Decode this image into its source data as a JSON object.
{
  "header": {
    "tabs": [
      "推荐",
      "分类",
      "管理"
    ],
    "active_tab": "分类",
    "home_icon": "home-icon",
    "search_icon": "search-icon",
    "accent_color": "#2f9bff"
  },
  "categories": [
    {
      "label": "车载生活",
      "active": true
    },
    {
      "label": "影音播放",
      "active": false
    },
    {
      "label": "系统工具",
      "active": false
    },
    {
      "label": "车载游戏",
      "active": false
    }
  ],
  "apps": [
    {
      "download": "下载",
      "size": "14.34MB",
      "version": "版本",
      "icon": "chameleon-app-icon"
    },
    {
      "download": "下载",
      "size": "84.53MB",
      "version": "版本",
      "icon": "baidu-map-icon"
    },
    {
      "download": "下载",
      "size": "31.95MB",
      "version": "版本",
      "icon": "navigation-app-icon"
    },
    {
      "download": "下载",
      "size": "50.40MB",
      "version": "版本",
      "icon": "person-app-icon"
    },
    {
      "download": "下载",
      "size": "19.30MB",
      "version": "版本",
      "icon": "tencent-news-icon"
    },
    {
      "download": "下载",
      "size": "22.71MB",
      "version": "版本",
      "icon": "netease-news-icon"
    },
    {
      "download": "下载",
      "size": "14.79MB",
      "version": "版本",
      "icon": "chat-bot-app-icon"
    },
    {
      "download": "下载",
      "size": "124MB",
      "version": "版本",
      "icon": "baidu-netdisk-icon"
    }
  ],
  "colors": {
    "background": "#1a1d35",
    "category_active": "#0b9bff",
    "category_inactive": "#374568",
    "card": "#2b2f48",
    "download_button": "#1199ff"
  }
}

==

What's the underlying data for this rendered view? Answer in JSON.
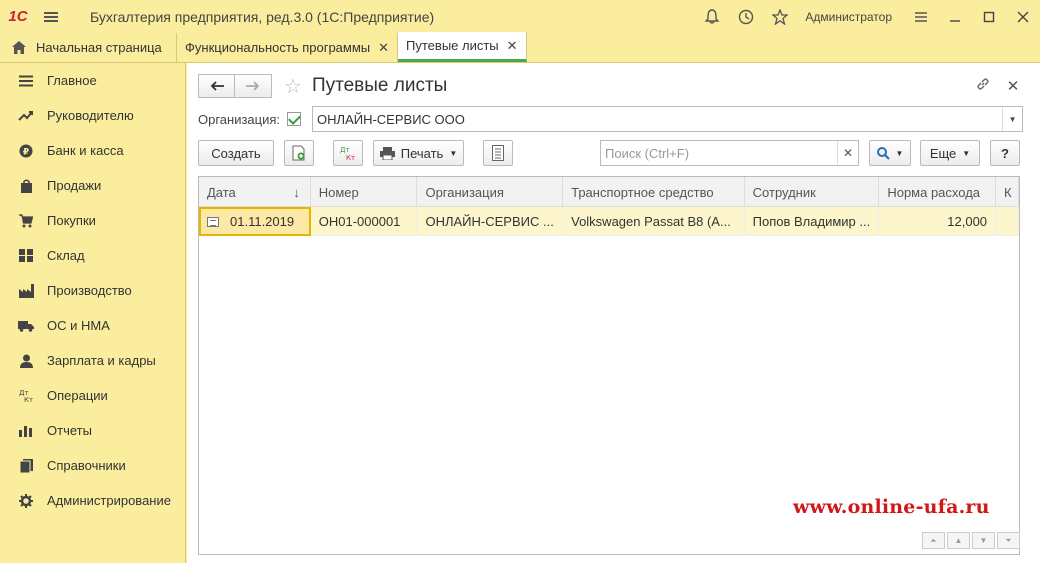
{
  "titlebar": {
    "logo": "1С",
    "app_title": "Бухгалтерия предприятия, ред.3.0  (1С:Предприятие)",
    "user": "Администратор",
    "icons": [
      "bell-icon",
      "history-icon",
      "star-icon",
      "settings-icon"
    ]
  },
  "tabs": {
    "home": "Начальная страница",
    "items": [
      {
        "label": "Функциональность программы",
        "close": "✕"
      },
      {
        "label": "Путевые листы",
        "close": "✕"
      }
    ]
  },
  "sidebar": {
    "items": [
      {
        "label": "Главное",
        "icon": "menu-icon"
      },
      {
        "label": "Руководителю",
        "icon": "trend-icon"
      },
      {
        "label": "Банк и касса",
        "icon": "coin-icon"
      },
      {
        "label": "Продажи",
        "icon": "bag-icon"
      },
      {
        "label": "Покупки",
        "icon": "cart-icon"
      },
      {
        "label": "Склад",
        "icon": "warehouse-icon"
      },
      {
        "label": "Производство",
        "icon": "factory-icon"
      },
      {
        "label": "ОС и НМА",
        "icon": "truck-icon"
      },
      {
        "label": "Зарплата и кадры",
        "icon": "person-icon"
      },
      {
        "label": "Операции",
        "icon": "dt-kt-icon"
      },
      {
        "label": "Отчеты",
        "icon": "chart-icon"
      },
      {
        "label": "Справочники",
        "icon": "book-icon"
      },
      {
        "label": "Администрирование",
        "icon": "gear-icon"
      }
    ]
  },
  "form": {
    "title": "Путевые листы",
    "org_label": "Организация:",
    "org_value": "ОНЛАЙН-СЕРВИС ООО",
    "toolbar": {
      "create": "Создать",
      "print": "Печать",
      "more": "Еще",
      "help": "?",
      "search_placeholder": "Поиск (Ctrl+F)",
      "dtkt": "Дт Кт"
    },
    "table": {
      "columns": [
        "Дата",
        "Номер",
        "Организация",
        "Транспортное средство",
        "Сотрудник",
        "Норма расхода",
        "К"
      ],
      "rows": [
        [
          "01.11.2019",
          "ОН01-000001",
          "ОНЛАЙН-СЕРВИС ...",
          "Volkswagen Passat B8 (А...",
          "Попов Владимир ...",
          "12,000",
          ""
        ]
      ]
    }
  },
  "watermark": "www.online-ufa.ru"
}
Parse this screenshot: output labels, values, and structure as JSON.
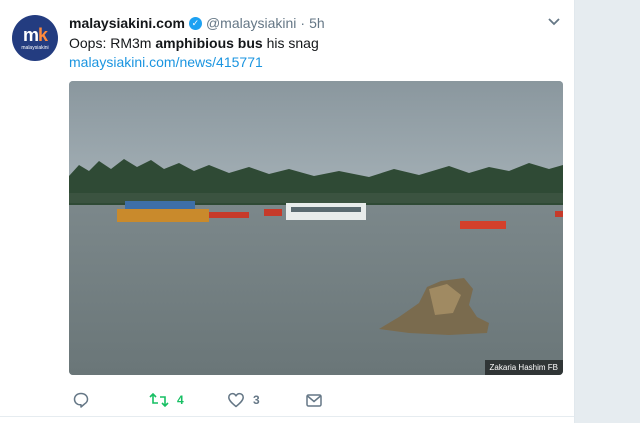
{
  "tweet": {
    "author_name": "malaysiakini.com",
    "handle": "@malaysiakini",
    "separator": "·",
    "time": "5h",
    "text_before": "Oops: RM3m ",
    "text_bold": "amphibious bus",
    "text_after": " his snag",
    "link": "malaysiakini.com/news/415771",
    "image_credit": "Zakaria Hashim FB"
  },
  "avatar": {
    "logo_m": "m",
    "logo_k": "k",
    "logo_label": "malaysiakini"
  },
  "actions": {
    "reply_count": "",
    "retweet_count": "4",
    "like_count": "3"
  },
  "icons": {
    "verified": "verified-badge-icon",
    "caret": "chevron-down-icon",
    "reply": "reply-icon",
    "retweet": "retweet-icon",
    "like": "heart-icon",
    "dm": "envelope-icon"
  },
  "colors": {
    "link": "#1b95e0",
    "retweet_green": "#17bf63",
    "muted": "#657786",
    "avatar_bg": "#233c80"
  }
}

--

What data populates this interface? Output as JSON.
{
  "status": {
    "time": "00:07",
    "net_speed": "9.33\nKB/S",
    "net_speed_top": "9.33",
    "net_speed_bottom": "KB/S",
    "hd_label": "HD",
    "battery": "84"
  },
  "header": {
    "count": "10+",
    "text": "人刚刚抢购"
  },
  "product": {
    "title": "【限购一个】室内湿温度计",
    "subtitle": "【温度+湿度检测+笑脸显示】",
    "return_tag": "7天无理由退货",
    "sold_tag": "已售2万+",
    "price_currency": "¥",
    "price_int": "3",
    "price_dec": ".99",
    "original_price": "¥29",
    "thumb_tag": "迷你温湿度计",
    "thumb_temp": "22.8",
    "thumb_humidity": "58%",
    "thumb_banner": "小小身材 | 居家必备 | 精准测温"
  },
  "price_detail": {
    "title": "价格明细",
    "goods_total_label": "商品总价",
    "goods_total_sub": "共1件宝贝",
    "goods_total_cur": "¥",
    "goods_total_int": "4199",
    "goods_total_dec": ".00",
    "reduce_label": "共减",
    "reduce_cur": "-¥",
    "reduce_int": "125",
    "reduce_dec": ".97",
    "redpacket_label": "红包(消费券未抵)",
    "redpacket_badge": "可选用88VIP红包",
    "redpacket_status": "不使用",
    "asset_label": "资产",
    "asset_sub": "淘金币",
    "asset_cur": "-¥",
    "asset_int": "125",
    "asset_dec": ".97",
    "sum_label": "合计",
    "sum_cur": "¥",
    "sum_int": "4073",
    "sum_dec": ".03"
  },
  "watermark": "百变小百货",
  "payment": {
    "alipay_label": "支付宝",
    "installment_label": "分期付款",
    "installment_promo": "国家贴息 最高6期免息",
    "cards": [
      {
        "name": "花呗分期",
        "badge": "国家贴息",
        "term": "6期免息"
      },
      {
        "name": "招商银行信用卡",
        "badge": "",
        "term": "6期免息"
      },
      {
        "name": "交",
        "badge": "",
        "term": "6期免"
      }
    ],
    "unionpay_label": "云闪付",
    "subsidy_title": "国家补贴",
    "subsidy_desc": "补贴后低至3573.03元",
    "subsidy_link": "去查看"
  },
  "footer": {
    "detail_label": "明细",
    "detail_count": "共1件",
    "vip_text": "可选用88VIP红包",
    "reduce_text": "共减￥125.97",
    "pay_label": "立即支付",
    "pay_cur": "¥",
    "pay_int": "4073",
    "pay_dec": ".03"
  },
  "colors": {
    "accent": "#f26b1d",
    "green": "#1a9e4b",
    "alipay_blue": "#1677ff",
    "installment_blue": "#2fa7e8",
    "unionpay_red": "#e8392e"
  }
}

WORK REQUIRED:
Gather every line from the entries above where the word "data" appears, and copy them.

EXERCISE RESPONSE:
Decode this image into its source data as a JSON object.
What's the underlying data for this rendered view? Answer in JSON.
What data populates this interface? Output as JSON.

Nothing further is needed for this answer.